§ **GIVEN INSTRUCTION**
Write out all of these lines again exactly, and leave the pictures out of your answer.

— begin DATA SHOWN —

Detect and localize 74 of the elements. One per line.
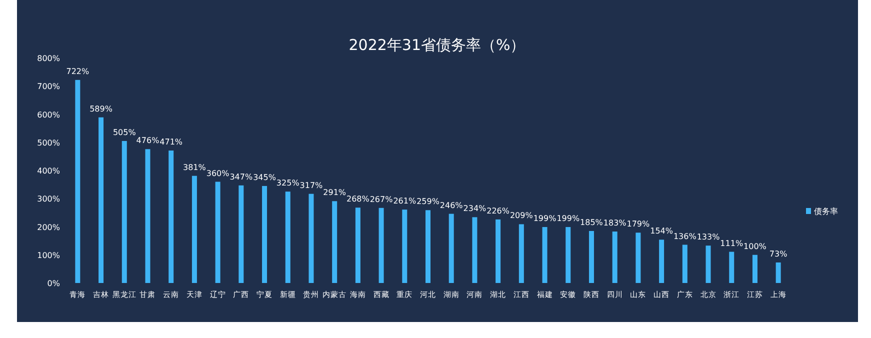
bar xyxy=(285,192,290,283)
bar xyxy=(122,140,127,283)
data-label: 179% xyxy=(626,220,650,229)
data-label: 261% xyxy=(393,196,416,206)
data-label: 360% xyxy=(206,168,230,178)
bar xyxy=(472,217,478,283)
data-label: 381% xyxy=(183,162,206,172)
data-label: 722% xyxy=(66,66,90,76)
data-label: 505% xyxy=(112,128,136,137)
data-label: 185% xyxy=(580,218,604,227)
data-label: 136% xyxy=(673,232,697,241)
bar xyxy=(426,210,430,283)
y-tick-label: 0% xyxy=(47,279,60,288)
bar xyxy=(566,227,571,283)
y-tick-label: 300% xyxy=(37,194,60,204)
legend: 债务率 xyxy=(806,207,838,216)
bar xyxy=(448,214,454,283)
y-tick-label: 700% xyxy=(37,82,60,92)
bar xyxy=(706,246,711,283)
data-label: 268% xyxy=(346,194,370,204)
bar xyxy=(542,227,548,283)
bar xyxy=(192,176,197,283)
bar xyxy=(402,210,408,283)
bar xyxy=(496,219,501,283)
data-label: 246% xyxy=(440,200,464,210)
y-tick-label: 400% xyxy=(37,166,60,176)
y-tick-label: 800% xyxy=(37,54,60,63)
bar xyxy=(98,117,104,283)
bar xyxy=(776,262,781,283)
data-label: 345% xyxy=(253,172,276,182)
bar xyxy=(752,254,758,283)
bar xyxy=(75,80,80,283)
bar xyxy=(308,194,314,283)
data-label: 199% xyxy=(556,214,580,224)
y-tick-label: 100% xyxy=(37,250,60,260)
bar xyxy=(145,149,150,283)
chart-title: 2022年31省债务率（%） xyxy=(348,36,526,54)
data-label: 347% xyxy=(230,172,253,182)
data-label: 183% xyxy=(603,218,627,228)
data-label: 209% xyxy=(510,211,534,220)
bar xyxy=(332,201,338,283)
data-label: 325% xyxy=(276,178,300,188)
bar xyxy=(729,252,734,283)
bar xyxy=(355,208,360,283)
legend-label: 债务率 xyxy=(814,207,838,216)
data-label: 589% xyxy=(90,104,113,114)
bar xyxy=(238,185,244,283)
bar xyxy=(588,230,594,283)
data-label: 154% xyxy=(650,226,674,236)
data-label: 317% xyxy=(300,180,324,190)
data-label: 226% xyxy=(486,206,510,216)
bar xyxy=(636,232,641,283)
data-label: 133% xyxy=(696,232,720,242)
data-label: 199% xyxy=(533,214,557,224)
bar xyxy=(518,224,524,283)
bar xyxy=(612,232,618,283)
y-tick-label: 500% xyxy=(37,138,60,148)
y-tick-label: 200% xyxy=(37,222,60,232)
data-label: 476% xyxy=(136,136,160,146)
data-label: 234% xyxy=(463,204,487,214)
data-label: 267% xyxy=(370,194,394,204)
bar xyxy=(659,240,664,283)
bar xyxy=(215,182,220,283)
data-label: 471% xyxy=(160,138,183,147)
data-label: 291% xyxy=(323,188,346,198)
data-label: 259% xyxy=(416,197,440,206)
bar xyxy=(378,208,384,283)
data-label: 111% xyxy=(720,238,744,248)
bar xyxy=(262,186,268,283)
data-label: 100% xyxy=(744,242,767,251)
y-tick-label: 600% xyxy=(37,110,60,120)
bar xyxy=(168,150,174,283)
bar xyxy=(682,244,688,283)
data-label: 73% xyxy=(769,249,788,258)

— end DATA SHOWN —

§ **ANSWER TO THIS EXERCISE**
Detect and localize 74 of the elements. One per line.
bar xyxy=(285,192,290,283)
bar xyxy=(122,140,127,283)
data-label: 179% xyxy=(626,220,650,229)
data-label: 261% xyxy=(393,196,416,206)
data-label: 360% xyxy=(206,168,230,178)
bar xyxy=(472,217,478,283)
data-label: 381% xyxy=(183,162,206,172)
data-label: 722% xyxy=(66,66,90,76)
data-label: 505% xyxy=(112,128,136,137)
data-label: 185% xyxy=(580,218,604,227)
data-label: 136% xyxy=(673,232,697,241)
bar xyxy=(426,210,430,283)
y-tick-label: 0% xyxy=(47,279,60,288)
bar xyxy=(566,227,571,283)
y-tick-label: 300% xyxy=(37,194,60,204)
legend: 债务率 xyxy=(806,207,838,216)
bar xyxy=(448,214,454,283)
y-tick-label: 700% xyxy=(37,82,60,92)
bar xyxy=(706,246,711,283)
data-label: 268% xyxy=(346,194,370,204)
bar xyxy=(542,227,548,283)
bar xyxy=(192,176,197,283)
bar xyxy=(402,210,408,283)
bar xyxy=(496,219,501,283)
data-label: 246% xyxy=(440,200,464,210)
y-tick-label: 400% xyxy=(37,166,60,176)
y-tick-label: 800% xyxy=(37,54,60,63)
bar xyxy=(98,117,104,283)
bar xyxy=(776,262,781,283)
data-label: 345% xyxy=(253,172,276,182)
bar xyxy=(752,254,758,283)
bar xyxy=(75,80,80,283)
bar xyxy=(308,194,314,283)
data-label: 199% xyxy=(556,214,580,224)
y-tick-label: 100% xyxy=(37,250,60,260)
bar xyxy=(145,149,150,283)
chart-title: 2022年31省债务率（%） xyxy=(348,36,526,54)
data-label: 347% xyxy=(230,172,253,182)
data-label: 183% xyxy=(603,218,627,228)
data-label: 209% xyxy=(510,211,534,220)
bar xyxy=(332,201,338,283)
data-label: 325% xyxy=(276,178,300,188)
bar xyxy=(729,252,734,283)
bar xyxy=(355,208,360,283)
legend-label: 债务率 xyxy=(814,207,838,216)
data-label: 589% xyxy=(90,104,113,114)
bar xyxy=(238,185,244,283)
bar xyxy=(588,230,594,283)
data-label: 154% xyxy=(650,226,674,236)
data-label: 317% xyxy=(300,180,324,190)
data-label: 226% xyxy=(486,206,510,216)
bar xyxy=(636,232,641,283)
data-label: 133% xyxy=(696,232,720,242)
data-label: 199% xyxy=(533,214,557,224)
bar xyxy=(518,224,524,283)
bar xyxy=(612,232,618,283)
y-tick-label: 500% xyxy=(37,138,60,148)
y-tick-label: 200% xyxy=(37,222,60,232)
data-label: 476% xyxy=(136,136,160,146)
data-label: 234% xyxy=(463,204,487,214)
data-label: 267% xyxy=(370,194,394,204)
bar xyxy=(659,240,664,283)
bar xyxy=(215,182,220,283)
data-label: 471% xyxy=(160,138,183,147)
data-label: 291% xyxy=(323,188,346,198)
data-label: 259% xyxy=(416,197,440,206)
bar xyxy=(378,208,384,283)
data-label: 111% xyxy=(720,238,744,248)
bar xyxy=(262,186,268,283)
data-label: 100% xyxy=(744,242,767,251)
y-tick-label: 600% xyxy=(37,110,60,120)
bar xyxy=(168,150,174,283)
bar xyxy=(682,244,688,283)
data-label: 73% xyxy=(769,249,788,258)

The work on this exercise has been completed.